#### SOURCE PASSAGE:
CN112762140A

CN112762140A - Dual mass flywheel with pressed-in flexplates

Info

Publication number: CN112762140A
Application number: CN202011111275.4A
Authority: CN
Inventors: 文森特·芬德-奥伯勒; 克里斯蒂安·巴尔曼
Original assignee: Schaeffler Technologies AG and Co KG
Current assignee: Schaeffler Technologies AG and Co KG
Priority date: 2019-10-21
Filing date: 2020-10-16
Publication date: 2021-05-07
Also published as: DE102019128346A1

Abstract

The invention relates to a dual mass flywheel (1) having pressed-in flexplates, having a primary side (2) and a secondary side (3) which can be rotated in a limited manner relative to one another against the force of an energy store (4), wherein the primary side (2) comprises a primary cover (6) and a rotationally fixed and axially elastic primary flange (5), in which case the axial construction dimension is reduced by fastening the primary flange (5) to the primary cover (6).

Description

Dual mass flywheel with pressed-in flexplates

Technical Field

The invention relates to a dual mass flywheel having a primary side and a secondary side which can be rotated in a limited manner relative to one another against the force of an energy store, wherein the primary side comprises a primary cover and a rotationally fixed and axially elastic primary flange.

Background

Dual-mass flywheels are used in the drive train of a motor vehicle as dampers against torsional vibrations, wherein a dual-mass flywheel is usually arranged between the crankshaft of an internal combustion engine driving the motor vehicle and a vehicle clutch or an auxiliary drive upstream of a transmission. Torsional vibrations caused by the uneven drive torque of an internal combustion engine, which is usually embodied as a piston engine, are eliminated by the primary mass part and the secondary mass part being able to rotate relative to one another counter to the spring force and, if necessary, also counter to dry friction. The primary mass part of a dual mass flywheel is designed in the prior art in multiple parts in generic dual mass flywheels and comprises a primary mass cover and a primary mass metal plate which are welded to one another. The primary mass plate comprises a primary disc which is firmly riveted to an axially flexible primary flange, a so-called flexplate. The flexplate, optionally together with further components, such as a centering hub for the secondary side, is screwed to the crankshaft.

Such a flexible plate mostly comprises a plurality of metal plate layers riveted to the primary disc.

In wet DCT (Dual Clutch Transmission) and hybrid applications, only axially narrow installation space is usually available.

Disclosure of Invention

The aim of the invention is therefore to reduce the axial dimensions of the structure.

This object is achieved by a dual mass flywheel according to claim 1. Preferred embodiments, embodiments or improvements of the invention are specified in the dependent claims.

The above-mentioned problem is solved in particular by a dual mass flywheel as follows: it has a primary side and a secondary side which can be rotated in a limited manner relative to one another against the force of the energy store, wherein the primary side comprises a primary cover and a rotationally fixed and axially elastic primary flange, wherein the primary flange is (directly) fastened to the primary cover. Instead of riveting the flexplate to the primary disk which is subsequently welded to the primary mass cover, the primary flange corresponding to the flexplate is connected directly to the primary cover in a friction-locked (reibschlussing), form-locked (formschlussig) or material-locked (stoffschlussig) manner.

#### TO DO:
A. In the flywheel patent text, what is the stated aim of the invention?
B. List every manner the flywheel patent text gives for connecting the primary flange directly to the primary cover.

Stored dataset items:
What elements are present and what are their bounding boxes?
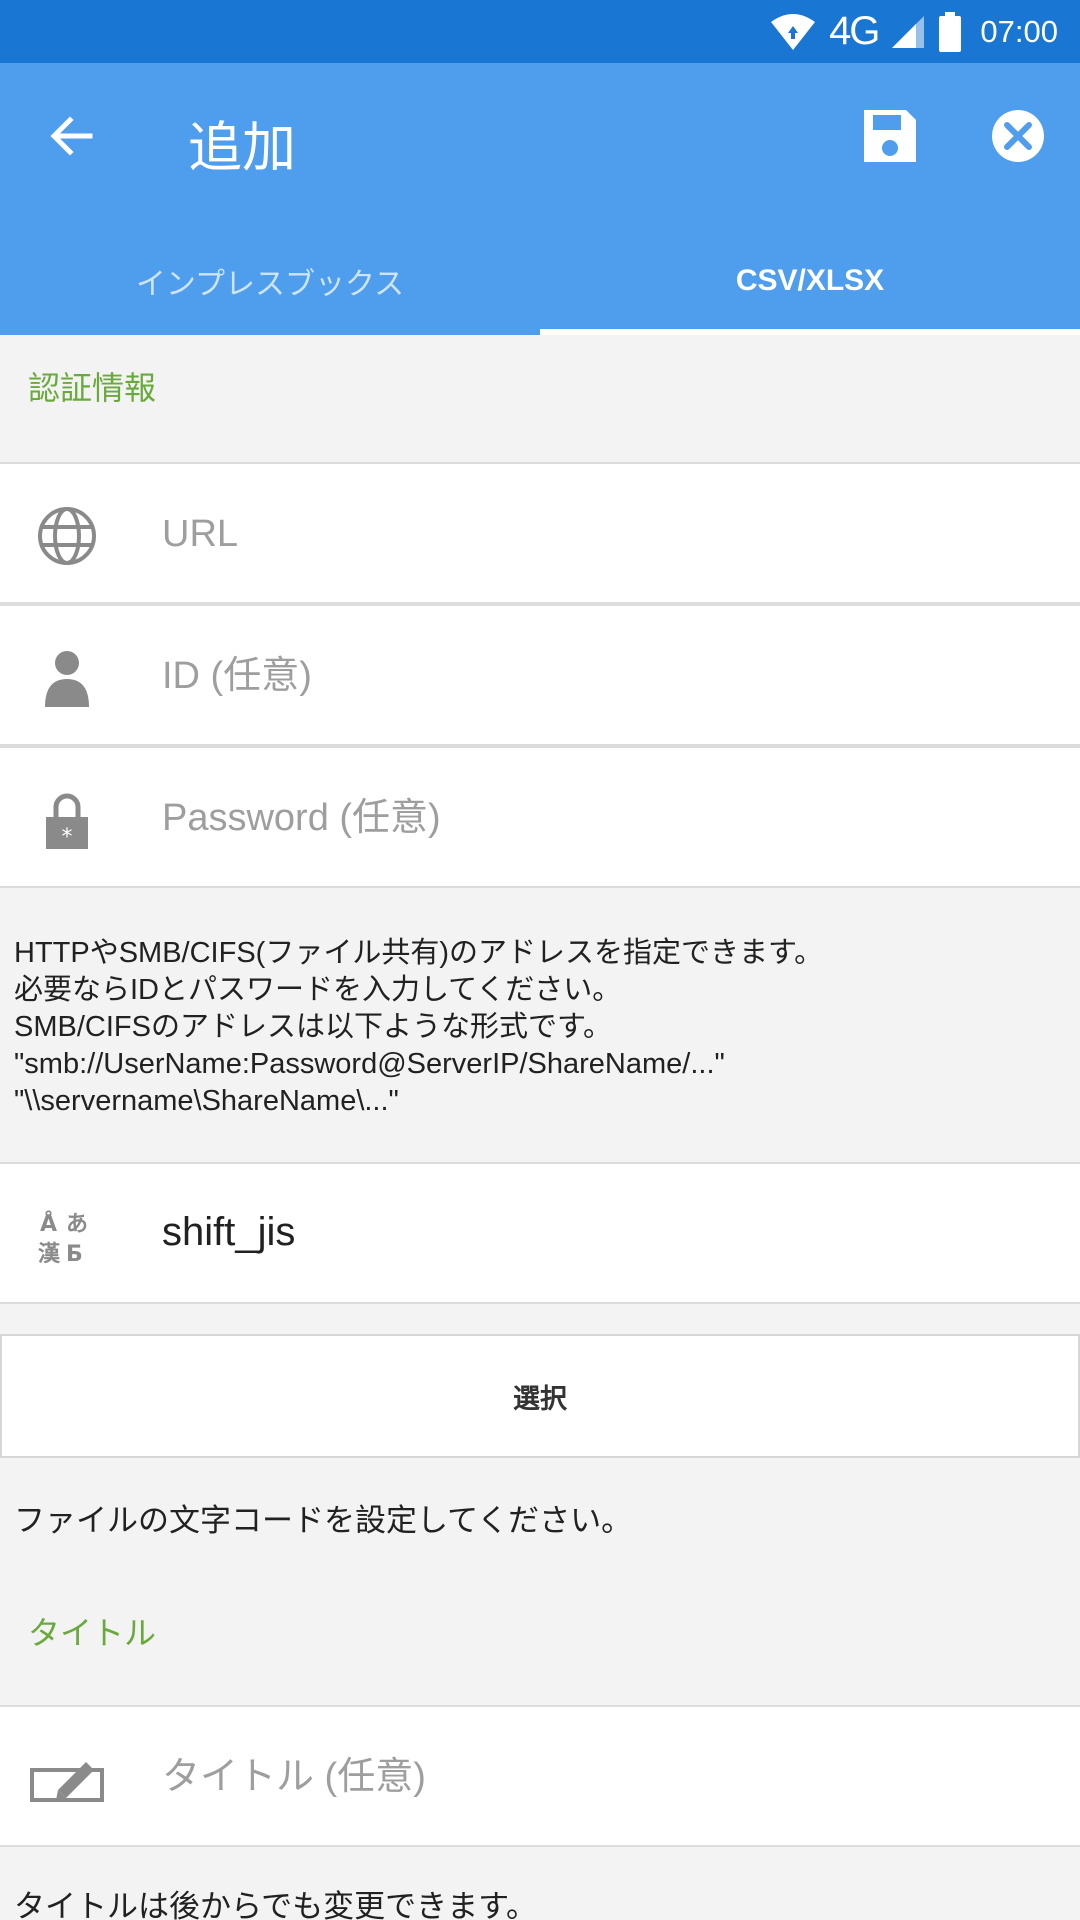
select-button[interactable]: 選択 [0,1334,1080,1458]
network-type: 4G [829,9,880,53]
signal-icon [892,15,925,48]
svg-text:*: * [62,825,73,850]
battery-icon [939,11,962,52]
status-bar: 4G 07:00 [0,0,1080,63]
clock: 07:00 [980,13,1058,49]
title-row [0,1705,1080,1847]
character-encoding-icon: Å あ 漢 Б [38,1211,88,1267]
svg-text:Å: Å [40,1211,57,1237]
save-icon[interactable] [860,106,920,166]
section-label-title: タイトル [28,1614,157,1652]
password-row: * [0,746,1080,888]
close-circle-icon[interactable] [988,106,1048,166]
password-input[interactable] [162,778,1042,858]
id-input[interactable] [162,636,1042,716]
url-row [0,462,1080,604]
edit-pencil-icon [30,1762,104,1802]
svg-text:あ: あ [66,1212,88,1237]
id-row [0,604,1080,746]
svg-text:Б: Б [66,1242,83,1267]
encoding-hint: ファイルの文字コードを設定してください。 [14,1503,633,1538]
lock-icon: * [46,793,88,850]
person-icon [45,651,89,707]
wifi-icon [771,13,816,50]
title-hint: タイトルは後からでも変更できます。 [14,1889,537,1920]
app-bar: 追加 インプレスブックス CSV/XLSX [0,63,1080,335]
encoding-row[interactable]: Å あ 漢 Б shift_jis [0,1162,1080,1304]
url-input[interactable] [162,494,1042,574]
globe-icon [38,507,96,565]
svg-text:漢: 漢 [38,1241,61,1267]
tab-impress-books[interactable]: インプレスブックス [0,226,540,335]
page-title: 追加 [188,116,296,179]
back-arrow-icon[interactable] [42,106,102,166]
tab-bar: インプレスブックス CSV/XLSX [0,226,1080,335]
tab-csv-xlsx[interactable]: CSV/XLSX [540,226,1080,335]
title-input[interactable] [162,1737,1042,1817]
encoding-value: shift_jis [162,1210,296,1254]
auth-hint: HTTPやSMB/CIFS(ファイル共有)のアドレスを指定できます。 必要ならI… [14,937,824,1117]
section-label-auth: 認証情報 [28,369,157,407]
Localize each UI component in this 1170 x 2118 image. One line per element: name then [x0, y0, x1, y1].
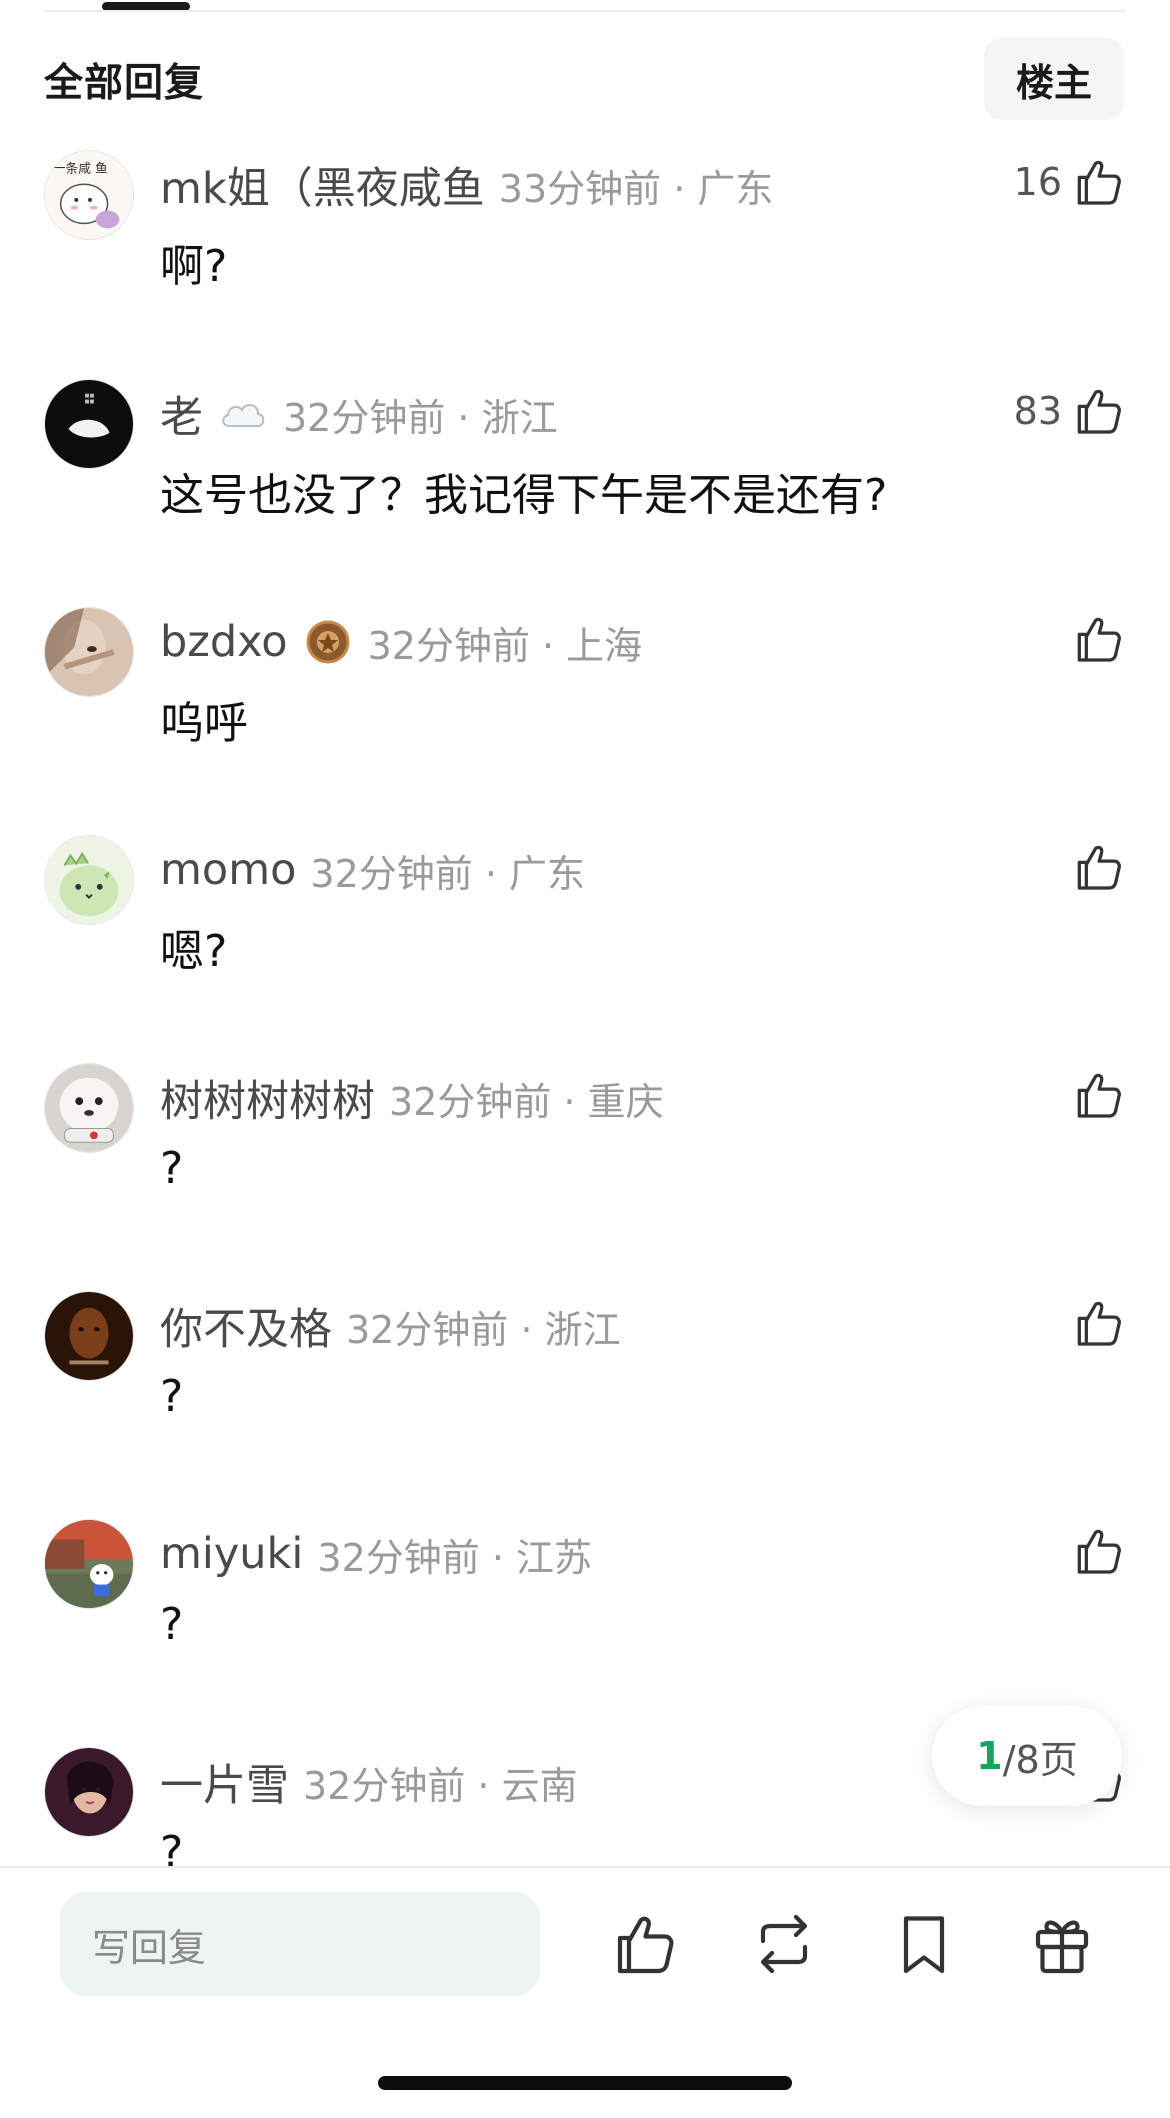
comment-text: 这号也没了？我记得下午是不是还有? — [160, 470, 888, 521]
comment-meta: 老 32分钟前 · 浙江 — [160, 385, 558, 443]
page-indicator[interactable]: 1/8页 — [932, 1706, 1122, 1806]
like-button[interactable] — [1070, 1521, 1126, 1581]
thumb-up-icon — [1070, 383, 1126, 439]
user-avatar[interactable] — [44, 1519, 134, 1609]
user-avatar[interactable] — [44, 835, 134, 925]
time-location: 32分钟前 · 广东 — [310, 851, 585, 896]
avatar-text: 一条咸 鱼 — [53, 161, 108, 176]
comment-item[interactable]: 你不及格 32分钟前 · 浙江 ? — [0, 1291, 1170, 1519]
user-avatar[interactable] — [44, 1747, 134, 1837]
like-button[interactable] — [1070, 609, 1126, 669]
username[interactable]: 你不及格 — [160, 1295, 332, 1357]
user-avatar[interactable] — [44, 379, 134, 469]
comment-item[interactable]: bzdxo 32分钟前 · 上海 呜呼 — [0, 607, 1170, 835]
like-button[interactable] — [1070, 1065, 1126, 1125]
time-location: 32分钟前 · 浙江 — [346, 1307, 621, 1352]
cat-sticker-avatar: 一条咸 鱼 — [45, 151, 133, 239]
time-location: 32分钟前 · 浙江 — [283, 395, 558, 440]
thumb-up-icon[interactable] — [608, 1908, 680, 1980]
username[interactable]: 老 — [160, 383, 203, 445]
thumb-up-icon — [1070, 611, 1126, 667]
user-avatar[interactable] — [44, 607, 134, 697]
comment-item[interactable]: momo 32分钟前 · 广东 嗯? — [0, 835, 1170, 1063]
op-only-filter-button[interactable]: 楼主 — [984, 38, 1124, 120]
medal-icon — [302, 616, 354, 668]
comment-meta: 一片雪 32分钟前 · 云南 — [160, 1753, 578, 1811]
comment-meta: miyuki 32分钟前 · 江苏 — [160, 1525, 592, 1583]
home-indicator — [378, 2076, 792, 2090]
scene-avatar — [45, 1520, 133, 1608]
thumb-up-icon — [1070, 1067, 1126, 1123]
comment-meta: bzdxo 32分钟前 · 上海 — [160, 613, 642, 671]
comment-meta: momo 32分钟前 · 广东 — [160, 841, 585, 899]
comment-text: 呜呼 — [160, 698, 248, 749]
like-button[interactable] — [1070, 837, 1126, 897]
dark-avatar — [45, 380, 133, 468]
comment-meta: 树树树树树 32分钟前 · 重庆 — [160, 1069, 664, 1127]
time-location: 32分钟前 · 上海 — [367, 623, 643, 668]
time-location: 33分钟前 · 广东 — [498, 166, 774, 211]
comment-text: ? — [160, 1143, 184, 1194]
comment-text: 啊? — [160, 241, 228, 292]
like-button[interactable]: 16 — [1014, 152, 1126, 212]
username[interactable]: mk姐（黑夜咸鱼 — [160, 154, 485, 216]
like-count: 16 — [1013, 160, 1062, 204]
gift-icon[interactable] — [1026, 1908, 1098, 1980]
comment-text: 嗯? — [160, 926, 228, 977]
time-location: 32分钟前 · 云南 — [303, 1763, 578, 1808]
portrait-avatar — [45, 1748, 133, 1836]
photo-avatar — [45, 608, 133, 696]
username[interactable]: miyuki — [160, 1529, 303, 1579]
time-location: 32分钟前 · 江苏 — [317, 1535, 592, 1580]
top-divider — [44, 10, 1126, 12]
green-cartoon-avatar — [45, 836, 133, 924]
current-page: 1 — [976, 1734, 1003, 1778]
comment-item[interactable]: 树树树树树 32分钟前 · 重庆 ? — [0, 1063, 1170, 1291]
user-avatar[interactable] — [44, 1291, 134, 1381]
user-avatar[interactable]: 一条咸 鱼 — [44, 150, 134, 240]
like-count: 83 — [1013, 389, 1062, 433]
dark-photo-avatar — [45, 1292, 133, 1380]
username[interactable]: 树树树树树 — [160, 1067, 375, 1129]
username[interactable]: bzdxo — [160, 617, 288, 667]
user-avatar[interactable] — [44, 1063, 134, 1153]
like-button[interactable] — [1070, 1293, 1126, 1353]
cloud-icon — [217, 388, 269, 440]
comment-page: 全部回复 楼主 一条咸 鱼 mk姐（黑夜咸鱼 33分钟前 · 广东 啊? 16 — [0, 0, 1170, 2118]
bookmark-icon[interactable] — [888, 1908, 960, 1980]
reply-input[interactable]: 写回复 — [60, 1892, 540, 1996]
thumb-up-icon — [1070, 1295, 1126, 1351]
comment-item[interactable]: 老 32分钟前 · 浙江 这号也没了？我记得下午是不是还有? 83 — [0, 379, 1170, 607]
bottom-action-bar: 写回复 — [0, 1866, 1170, 2118]
username[interactable]: momo — [160, 845, 296, 895]
dog-avatar — [45, 1064, 133, 1152]
comment-meta: mk姐（黑夜咸鱼 33分钟前 · 广东 — [160, 156, 773, 214]
comment-meta: 你不及格 32分钟前 · 浙江 — [160, 1297, 621, 1355]
comment-text: ? — [160, 1371, 184, 1422]
thumb-up-icon — [1070, 839, 1126, 895]
like-button[interactable]: 83 — [1014, 381, 1126, 441]
comment-text: ? — [160, 1599, 184, 1650]
comment-item[interactable]: 一条咸 鱼 mk姐（黑夜咸鱼 33分钟前 · 广东 啊? 16 — [0, 150, 1170, 378]
repost-icon[interactable] — [748, 1908, 820, 1980]
total-pages: /8页 — [1002, 1737, 1078, 1782]
section-title: 全部回复 — [44, 61, 205, 106]
time-location: 32分钟前 · 重庆 — [389, 1079, 664, 1124]
thumb-up-icon — [1070, 1523, 1126, 1579]
username[interactable]: 一片雪 — [160, 1751, 289, 1813]
thumb-up-icon — [1070, 154, 1126, 210]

#### ANSWERS FOR THIS EXERCISE:
A. To reduce the axial dimensions of the structure.

B. Friction-locked, form-locked, material-locked